--- START OF MATERIAL SHOWN ---
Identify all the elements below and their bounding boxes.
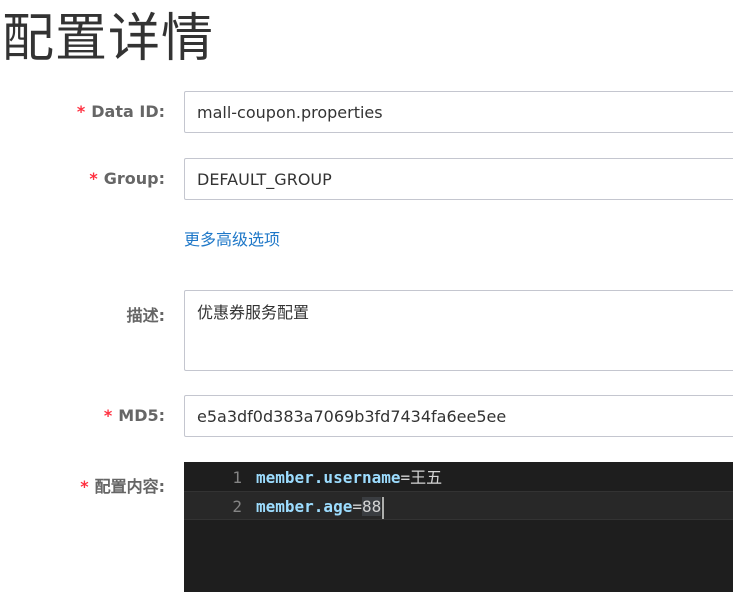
code-line: 1 member.username=王五 xyxy=(184,463,733,492)
description-label: 描述: xyxy=(126,306,165,325)
code-line-active: 2 member.age=88 xyxy=(184,491,733,520)
description-textarea[interactable]: 优惠券服务配置 xyxy=(184,290,733,371)
code-value: 王五 xyxy=(410,468,443,487)
required-mark: * xyxy=(89,169,98,188)
group-input[interactable] xyxy=(184,158,733,200)
code-text: member.username=王五 xyxy=(256,463,442,492)
md5-label-text: MD5: xyxy=(118,406,165,425)
data-id-label-text: Data ID: xyxy=(91,102,165,121)
code-key: member.age xyxy=(256,497,353,516)
data-id-label: * Data ID: xyxy=(77,102,165,121)
data-id-input[interactable] xyxy=(184,91,733,133)
required-mark: * xyxy=(80,477,89,496)
content-label-text: 配置内容: xyxy=(94,477,165,496)
line-number: 2 xyxy=(232,497,242,516)
page-title: 配置详情 xyxy=(2,9,215,69)
required-mark: * xyxy=(103,406,113,425)
text-cursor xyxy=(382,496,385,519)
line-number: 1 xyxy=(232,468,242,487)
code-value: 88 xyxy=(361,497,382,516)
md5-input[interactable] xyxy=(184,395,733,437)
advanced-options-link[interactable]: 更多高级选项 xyxy=(184,226,280,250)
md5-row: * MD5: xyxy=(0,395,733,437)
code-key: member.username xyxy=(256,468,401,487)
md5-label: * MD5: xyxy=(104,406,165,425)
required-mark: * xyxy=(76,102,86,121)
group-label: * Group: xyxy=(89,169,165,188)
data-id-row: * Data ID: xyxy=(0,91,733,133)
code-equals: = xyxy=(400,468,411,487)
config-content-editor[interactable]: 1 member.username=王五 2 member.age=88 xyxy=(184,462,733,592)
group-label-text: Group: xyxy=(103,169,165,188)
code-text: member.age=88 xyxy=(256,492,385,521)
code-equals: = xyxy=(352,497,362,516)
content-label: * 配置内容: xyxy=(80,473,165,497)
group-row: * Group: xyxy=(0,158,733,200)
description-row: 描述: 优惠券服务配置 xyxy=(0,290,733,371)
--- END OF MATERIAL SHOWN ---
TASK DIRECTIONS
Arrange every line from the items above into a numbered list, skipping blank lines and leaving out the pictures.

SOLUTION TO THIS PROBLEM
1. Identify all the elements below and their bounding boxes.
2. code-line: 1 member.username=王五 xyxy=(184,463,733,492)
3. description-label: 描述: xyxy=(126,306,165,325)
4. code-line-active: 2 member.age=88 xyxy=(184,491,733,520)
5. description-textarea[interactable]: 优惠券服务配置 xyxy=(184,290,733,371)
6. code-value: 王五 xyxy=(410,468,443,487)
7. required-mark: * xyxy=(89,169,98,188)
8. group-input[interactable] xyxy=(184,158,733,200)
9. code-text: member.username=王五 xyxy=(256,463,442,492)
10. md5-label-text: MD5: xyxy=(118,406,165,425)
11. data-id-label-text: Data ID: xyxy=(91,102,165,121)
12. code-key: member.age xyxy=(256,497,353,516)
13. data-id-label: * Data ID: xyxy=(77,102,165,121)
14. data-id-input[interactable] xyxy=(184,91,733,133)
15. required-mark: * xyxy=(80,477,89,496)
16. content-label-text: 配置内容: xyxy=(94,477,165,496)
17. line-number: 2 xyxy=(232,497,242,516)
18. page-title: 配置详情 xyxy=(2,9,215,69)
19. required-mark: * xyxy=(103,406,113,425)
20. text-cursor xyxy=(382,496,385,519)
21. line-number: 1 xyxy=(232,468,242,487)
22. code-value: 88 xyxy=(361,497,382,516)
23. md5-input[interactable] xyxy=(184,395,733,437)
24. advanced-options-link[interactable]: 更多高级选项 xyxy=(184,226,280,250)
25. md5-row: * MD5: xyxy=(0,395,733,437)
26. code-key: member.username xyxy=(256,468,401,487)
27. md5-label: * MD5: xyxy=(104,406,165,425)
28. required-mark: * xyxy=(76,102,86,121)
29. group-label: * Group: xyxy=(89,169,165,188)
30. data-id-row: * Data ID: xyxy=(0,91,733,133)
31. code-equals: = xyxy=(400,468,411,487)
32. config-content-editor[interactable]: 1 member.username=王五 2 member.age=88 xyxy=(184,462,733,592)
33. group-label-text: Group: xyxy=(103,169,165,188)
34. code-text: member.age=88 xyxy=(256,492,385,521)
35. code-equals: = xyxy=(352,497,362,516)
36. content-label: * 配置内容: xyxy=(80,473,165,497)
37. group-row: * Group: xyxy=(0,158,733,200)
38. description-row: 描述: 优惠券服务配置 xyxy=(0,290,733,371)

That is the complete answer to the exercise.